Your goal »
Print the records exactly as they are written.

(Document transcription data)
━━━━━━━━━━━━━━━━

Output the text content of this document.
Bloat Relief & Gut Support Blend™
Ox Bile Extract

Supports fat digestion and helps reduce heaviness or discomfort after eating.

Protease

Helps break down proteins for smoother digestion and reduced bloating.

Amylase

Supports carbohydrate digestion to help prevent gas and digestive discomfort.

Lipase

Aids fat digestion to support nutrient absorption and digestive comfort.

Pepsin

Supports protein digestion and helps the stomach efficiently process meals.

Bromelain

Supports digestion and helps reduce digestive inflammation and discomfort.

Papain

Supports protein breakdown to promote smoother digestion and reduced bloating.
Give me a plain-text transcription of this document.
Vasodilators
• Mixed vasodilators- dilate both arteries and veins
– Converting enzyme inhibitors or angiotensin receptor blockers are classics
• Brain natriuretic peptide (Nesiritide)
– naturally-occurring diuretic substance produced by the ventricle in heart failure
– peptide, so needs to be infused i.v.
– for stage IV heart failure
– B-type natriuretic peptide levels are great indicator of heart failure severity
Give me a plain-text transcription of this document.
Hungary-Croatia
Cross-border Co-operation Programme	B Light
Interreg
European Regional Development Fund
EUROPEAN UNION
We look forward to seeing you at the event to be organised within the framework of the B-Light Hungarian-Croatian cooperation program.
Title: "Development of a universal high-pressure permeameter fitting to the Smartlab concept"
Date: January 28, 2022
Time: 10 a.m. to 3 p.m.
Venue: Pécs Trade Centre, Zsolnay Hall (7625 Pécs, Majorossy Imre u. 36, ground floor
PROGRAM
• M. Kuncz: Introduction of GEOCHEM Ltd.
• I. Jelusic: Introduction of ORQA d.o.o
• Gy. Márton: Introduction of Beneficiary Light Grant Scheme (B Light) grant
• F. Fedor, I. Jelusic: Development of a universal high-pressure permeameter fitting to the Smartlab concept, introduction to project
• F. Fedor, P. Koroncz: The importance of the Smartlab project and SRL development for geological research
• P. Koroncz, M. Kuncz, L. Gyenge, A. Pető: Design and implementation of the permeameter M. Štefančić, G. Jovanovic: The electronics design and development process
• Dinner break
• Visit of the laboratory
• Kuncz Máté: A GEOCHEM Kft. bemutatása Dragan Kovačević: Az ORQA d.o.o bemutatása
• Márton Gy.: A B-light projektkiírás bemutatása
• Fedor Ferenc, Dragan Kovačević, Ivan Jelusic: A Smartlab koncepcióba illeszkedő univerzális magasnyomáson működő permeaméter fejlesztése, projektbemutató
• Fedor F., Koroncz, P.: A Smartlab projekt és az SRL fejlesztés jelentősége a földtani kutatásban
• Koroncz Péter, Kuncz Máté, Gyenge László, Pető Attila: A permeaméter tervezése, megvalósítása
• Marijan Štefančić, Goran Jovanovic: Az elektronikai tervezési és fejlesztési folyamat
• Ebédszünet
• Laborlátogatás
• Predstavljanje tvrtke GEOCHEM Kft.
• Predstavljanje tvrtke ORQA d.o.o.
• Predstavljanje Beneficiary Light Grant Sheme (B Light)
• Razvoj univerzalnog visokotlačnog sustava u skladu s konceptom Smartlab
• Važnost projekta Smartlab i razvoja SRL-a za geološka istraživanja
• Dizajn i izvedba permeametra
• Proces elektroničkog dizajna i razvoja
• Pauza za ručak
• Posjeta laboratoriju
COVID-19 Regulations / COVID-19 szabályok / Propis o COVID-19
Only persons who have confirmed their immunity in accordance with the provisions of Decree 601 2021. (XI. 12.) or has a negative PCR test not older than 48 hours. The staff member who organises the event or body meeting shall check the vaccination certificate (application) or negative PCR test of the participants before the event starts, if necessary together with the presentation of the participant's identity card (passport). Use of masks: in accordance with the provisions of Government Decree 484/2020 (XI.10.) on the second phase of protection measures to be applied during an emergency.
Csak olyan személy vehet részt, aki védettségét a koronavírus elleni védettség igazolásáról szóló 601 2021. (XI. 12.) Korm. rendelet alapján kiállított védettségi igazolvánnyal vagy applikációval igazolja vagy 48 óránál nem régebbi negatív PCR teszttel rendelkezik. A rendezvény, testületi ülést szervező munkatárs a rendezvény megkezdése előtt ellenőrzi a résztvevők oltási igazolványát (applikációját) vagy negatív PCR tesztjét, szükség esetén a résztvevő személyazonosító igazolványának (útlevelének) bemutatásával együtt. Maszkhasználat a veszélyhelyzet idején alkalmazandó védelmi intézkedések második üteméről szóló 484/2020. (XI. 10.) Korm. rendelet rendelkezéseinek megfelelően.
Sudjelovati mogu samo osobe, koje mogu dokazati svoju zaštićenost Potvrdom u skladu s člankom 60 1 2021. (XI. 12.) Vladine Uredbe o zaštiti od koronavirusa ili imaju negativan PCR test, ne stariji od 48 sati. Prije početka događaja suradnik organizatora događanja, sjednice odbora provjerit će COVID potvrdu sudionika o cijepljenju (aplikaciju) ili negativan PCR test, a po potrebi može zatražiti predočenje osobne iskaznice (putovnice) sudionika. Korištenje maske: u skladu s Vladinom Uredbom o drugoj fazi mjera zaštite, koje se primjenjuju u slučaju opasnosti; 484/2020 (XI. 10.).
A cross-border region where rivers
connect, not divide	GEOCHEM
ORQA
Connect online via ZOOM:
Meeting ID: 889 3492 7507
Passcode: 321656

━━━━━━━━━━━━━━━━

Answer section »
Output the text content of this document.
Bloat Relief & Gut Support Blend™
Ox Bile Extract

Supports fat digestion and helps reduce heaviness or discomfort after eating.

Protease

Helps break down proteins for smoother digestion and reduced bloating.

Amylase

Supports carbohydrate digestion to help prevent gas and digestive discomfort.

Lipase

Aids fat digestion to support nutrient absorption and digestive comfort.

Pepsin

Supports protein digestion and helps the stomach efficiently process meals.

Bromelain

Supports digestion and helps reduce digestive inflammation and discomfort.

Papain

Supports protein breakdown to promote smoother digestion and reduced bloating.
Give me a plain-text transcription of this document.
Vasodilators
• Mixed vasodilators- dilate both arteries and veins
– Converting enzyme inhibitors or angiotensin receptor blockers are classics
• Brain natriuretic peptide (Nesiritide)
– naturally-occurring diuretic substance produced by the ventricle in heart failure
– peptide, so needs to be infused i.v.
– for stage IV heart failure
– B-type natriuretic peptide levels are great indicator of heart failure severity
Give me a plain-text transcription of this document.
Hungary-Croatia
Cross-border Co-operation Programme	B Light
Interreg
European Regional Development Fund
EUROPEAN UNION
We look forward to seeing you at the event to be organised within the framework of the B-Light Hungarian-Croatian cooperation program.
Title: "Development of a universal high-pressure permeameter fitting to the Smartlab concept"
Date: January 28, 2022
Time: 10 a.m. to 3 p.m.
Venue: Pécs Trade Centre, Zsolnay Hall (7625 Pécs, Majorossy Imre u. 36, ground floor
PROGRAM
• M. Kuncz: Introduction of GEOCHEM Ltd.
• I. Jelusic: Introduction of ORQA d.o.o
• Gy. Márton: Introduction of Beneficiary Light Grant Scheme (B Light) grant
• F. Fedor, I. Jelusic: Development of a universal high-pressure permeameter fitting to the Smartlab concept, introduction to project
• F. Fedor, P. Koroncz: The importance of the Smartlab project and SRL development for geological research
• P. Koroncz, M. Kuncz, L. Gyenge, A. Pető: Design and implementation of the permeameter M. Štefančić, G. Jovanovic: The electronics design and development process
• Dinner break
• Visit of the laboratory
• Kuncz Máté: A GEOCHEM Kft. bemutatása Dragan Kovačević: Az ORQA d.o.o bemutatása
• Márton Gy.: A B-light projektkiírás bemutatása
• Fedor Ferenc, Dragan Kovačević, Ivan Jelusic: A Smartlab koncepcióba illeszkedő univerzális magasnyomáson működő permeaméter fejlesztése, projektbemutató
• Fedor F., Koroncz, P.: A Smartlab projekt és az SRL fejlesztés jelentősége a földtani kutatásban
• Koroncz Péter, Kuncz Máté, Gyenge László, Pető Attila: A permeaméter tervezése, megvalósítása
• Marijan Štefančić, Goran Jovanovic: Az elektronikai tervezési és fejlesztési folyamat
• Ebédszünet
• Laborlátogatás
• Predstavljanje tvrtke GEOCHEM Kft.
• Predstavljanje tvrtke ORQA d.o.o.
• Predstavljanje Beneficiary Light Grant Sheme (B Light)
• Razvoj univerzalnog visokotlačnog sustava u skladu s konceptom Smartlab
• Važnost projekta Smartlab i razvoja SRL-a za geološka istraživanja
• Dizajn i izvedba permeametra
• Proces elektroničkog dizajna i razvoja
• Pauza za ručak
• Posjeta laboratoriju
COVID-19 Regulations / COVID-19 szabályok / Propis o COVID-19
Only persons who have confirmed their immunity in accordance with the provisions of Decree 601 2021. (XI. 12.) or has a negative PCR test not older than 48 hours. The staff member who organises the event or body meeting shall check the vaccination certificate (application) or negative PCR test of the participants before the event starts, if necessary together with the presentation of the participant's identity card (passport). Use of masks: in accordance with the provisions of Government Decree 484/2020 (XI.10.) on the second phase of protection measures to be applied during an emergency.
Csak olyan személy vehet részt, aki védettségét a koronavírus elleni védettség igazolásáról szóló 601 2021. (XI. 12.) Korm. rendelet alapján kiállított védettségi igazolvánnyal vagy applikációval igazolja vagy 48 óránál nem régebbi negatív PCR teszttel rendelkezik. A rendezvény, testületi ülést szervező munkatárs a rendezvény megkezdése előtt ellenőrzi a résztvevők oltási igazolványát (applikációját) vagy negatív PCR tesztjét, szükség esetén a résztvevő személyazonosító igazolványának (útlevelének) bemutatásával együtt. Maszkhasználat a veszélyhelyzet idején alkalmazandó védelmi intézkedések második üteméről szóló 484/2020. (XI. 10.) Korm. rendelet rendelkezéseinek megfelelően.
Sudjelovati mogu samo osobe, koje mogu dokazati svoju zaštićenost Potvrdom u skladu s člankom 60 1 2021. (XI. 12.) Vladine Uredbe o zaštiti od koronavirusa ili imaju negativan PCR test, ne stariji od 48 sati. Prije početka događaja suradnik organizatora događanja, sjednice odbora provjerit će COVID potvrdu sudionika o cijepljenju (aplikaciju) ili negativan PCR test, a po potrebi može zatražiti predočenje osobne iskaznice (putovnice) sudionika. Korištenje maske: u skladu s Vladinom Uredbom o drugoj fazi mjera zaštite, koje se primjenjuju u slučaju opasnosti; 484/2020 (XI. 10.).
A cross-border region where rivers
connect, not divide	GEOCHEM
ORQA
Connect online via ZOOM:
Meeting ID: 889 3492 7507
Passcode: 321656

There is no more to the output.